▶ What to work on: Skip every image and restate the data word for word.

[Stored data start]

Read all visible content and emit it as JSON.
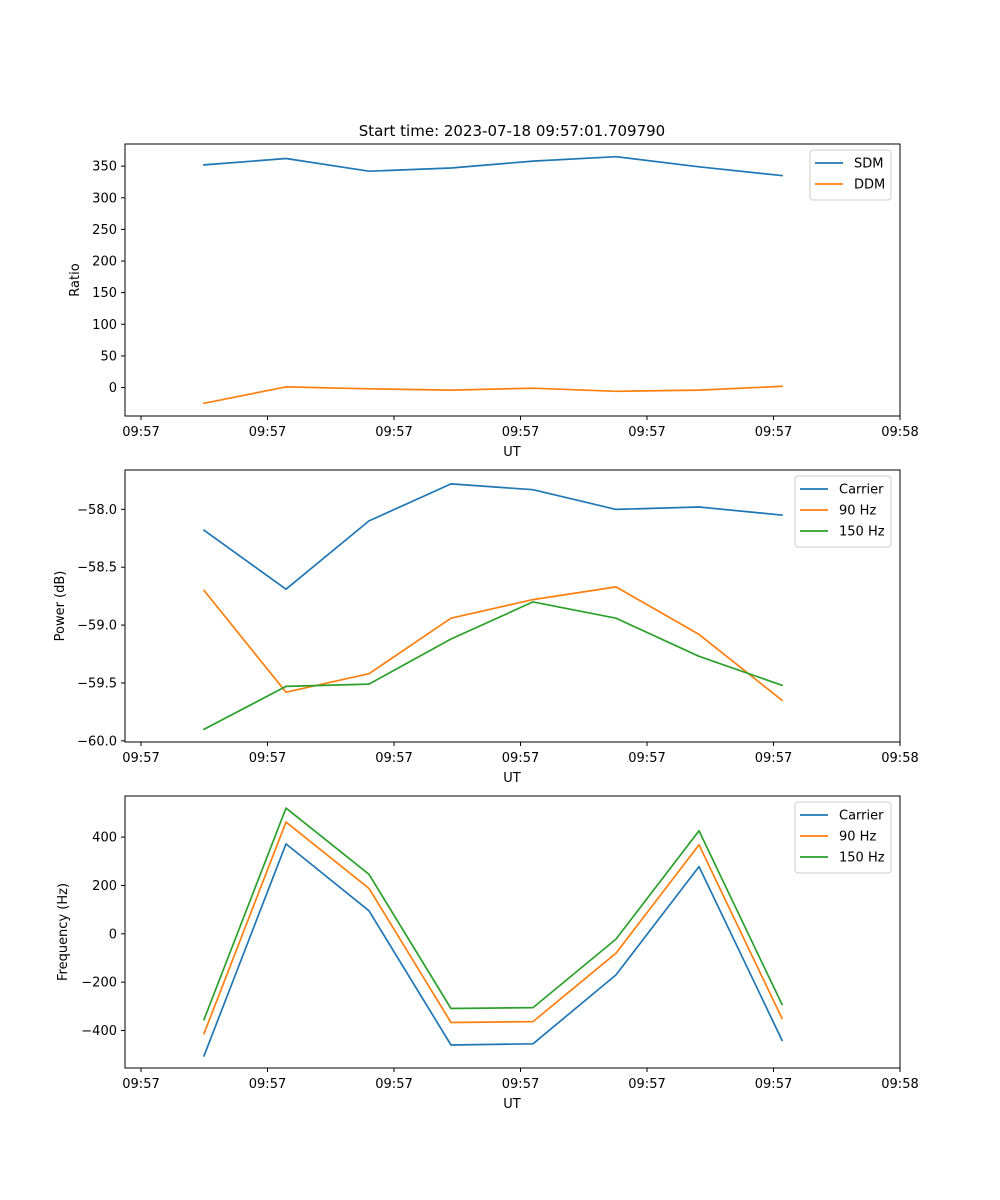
{
  "chart_data": [
    {
      "type": "line",
      "title": "Start time: 2023-07-18 09:57:01.709790",
      "xlabel": "UT",
      "ylabel": "Ratio",
      "x_tick_labels": [
        "09:57",
        "09:57",
        "09:57",
        "09:57",
        "09:57",
        "09:57",
        "09:58"
      ],
      "ylim": [
        -45,
        385
      ],
      "yticks": [
        0,
        50,
        100,
        150,
        200,
        250,
        300,
        350
      ],
      "legend_position": "top-right",
      "series": [
        {
          "name": "SDM",
          "color": "#1f77b4",
          "values": [
            352,
            362,
            342,
            347,
            358,
            365,
            349,
            335
          ]
        },
        {
          "name": "DDM",
          "color": "#ff7f0e",
          "values": [
            -25,
            1,
            -2,
            -4,
            -1,
            -6,
            -4,
            2
          ]
        }
      ]
    },
    {
      "type": "line",
      "title": "",
      "xlabel": "UT",
      "ylabel": "Power (dB)",
      "x_tick_labels": [
        "09:57",
        "09:57",
        "09:57",
        "09:57",
        "09:57",
        "09:57",
        "09:58"
      ],
      "ylim": [
        -60.01,
        -57.66
      ],
      "yticks": [
        -60.0,
        -59.5,
        -59.0,
        -58.5,
        -58.0
      ],
      "legend_position": "top-right",
      "series": [
        {
          "name": "Carrier",
          "color": "#1f77b4",
          "values": [
            -58.18,
            -58.69,
            -58.1,
            -57.78,
            -57.83,
            -58.0,
            -57.98,
            -58.05
          ]
        },
        {
          "name": "90 Hz",
          "color": "#ff7f0e",
          "values": [
            -58.7,
            -59.58,
            -59.42,
            -58.94,
            -58.78,
            -58.67,
            -59.08,
            -59.65
          ]
        },
        {
          "name": "150 Hz",
          "color": "#2ca02c",
          "values": [
            -59.9,
            -59.53,
            -59.51,
            -59.12,
            -58.8,
            -58.94,
            -59.27,
            -59.52
          ]
        }
      ]
    },
    {
      "type": "line",
      "title": "",
      "xlabel": "UT",
      "ylabel": "Frequency (Hz)",
      "x_tick_labels": [
        "09:57",
        "09:57",
        "09:57",
        "09:57",
        "09:57",
        "09:57",
        "09:58"
      ],
      "ylim": [
        -555,
        570
      ],
      "yticks": [
        -400,
        -200,
        0,
        200,
        400
      ],
      "legend_position": "top-right",
      "series": [
        {
          "name": "Carrier",
          "color": "#1f77b4",
          "values": [
            -505,
            372,
            95,
            -460,
            -455,
            -170,
            278,
            -440
          ]
        },
        {
          "name": "90 Hz",
          "color": "#ff7f0e",
          "values": [
            -413,
            462,
            188,
            -367,
            -363,
            -80,
            368,
            -350
          ]
        },
        {
          "name": "150 Hz",
          "color": "#2ca02c",
          "values": [
            -355,
            520,
            246,
            -309,
            -305,
            -22,
            426,
            -292
          ]
        }
      ]
    }
  ]
}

[Stored data end]

▶ Result for this task:
Read all visible content and emit it as JSON.
{
  "chart_data": [
    {
      "type": "line",
      "title": "Start time: 2023-07-18 09:57:01.709790",
      "xlabel": "UT",
      "ylabel": "Ratio",
      "x_tick_labels": [
        "09:57",
        "09:57",
        "09:57",
        "09:57",
        "09:57",
        "09:57",
        "09:58"
      ],
      "ylim": [
        -45,
        385
      ],
      "yticks": [
        0,
        50,
        100,
        150,
        200,
        250,
        300,
        350
      ],
      "legend_position": "top-right",
      "series": [
        {
          "name": "SDM",
          "color": "#1f77b4",
          "values": [
            352,
            362,
            342,
            347,
            358,
            365,
            349,
            335
          ]
        },
        {
          "name": "DDM",
          "color": "#ff7f0e",
          "values": [
            -25,
            1,
            -2,
            -4,
            -1,
            -6,
            -4,
            2
          ]
        }
      ]
    },
    {
      "type": "line",
      "title": "",
      "xlabel": "UT",
      "ylabel": "Power (dB)",
      "x_tick_labels": [
        "09:57",
        "09:57",
        "09:57",
        "09:57",
        "09:57",
        "09:57",
        "09:58"
      ],
      "ylim": [
        -60.01,
        -57.66
      ],
      "yticks": [
        -60.0,
        -59.5,
        -59.0,
        -58.5,
        -58.0
      ],
      "legend_position": "top-right",
      "series": [
        {
          "name": "Carrier",
          "color": "#1f77b4",
          "values": [
            -58.18,
            -58.69,
            -58.1,
            -57.78,
            -57.83,
            -58.0,
            -57.98,
            -58.05
          ]
        },
        {
          "name": "90 Hz",
          "color": "#ff7f0e",
          "values": [
            -58.7,
            -59.58,
            -59.42,
            -58.94,
            -58.78,
            -58.67,
            -59.08,
            -59.65
          ]
        },
        {
          "name": "150 Hz",
          "color": "#2ca02c",
          "values": [
            -59.9,
            -59.53,
            -59.51,
            -59.12,
            -58.8,
            -58.94,
            -59.27,
            -59.52
          ]
        }
      ]
    },
    {
      "type": "line",
      "title": "",
      "xlabel": "UT",
      "ylabel": "Frequency (Hz)",
      "x_tick_labels": [
        "09:57",
        "09:57",
        "09:57",
        "09:57",
        "09:57",
        "09:57",
        "09:58"
      ],
      "ylim": [
        -555,
        570
      ],
      "yticks": [
        -400,
        -200,
        0,
        200,
        400
      ],
      "legend_position": "top-right",
      "series": [
        {
          "name": "Carrier",
          "color": "#1f77b4",
          "values": [
            -505,
            372,
            95,
            -460,
            -455,
            -170,
            278,
            -440
          ]
        },
        {
          "name": "90 Hz",
          "color": "#ff7f0e",
          "values": [
            -413,
            462,
            188,
            -367,
            -363,
            -80,
            368,
            -350
          ]
        },
        {
          "name": "150 Hz",
          "color": "#2ca02c",
          "values": [
            -355,
            520,
            246,
            -309,
            -305,
            -22,
            426,
            -292
          ]
        }
      ]
    }
  ]
}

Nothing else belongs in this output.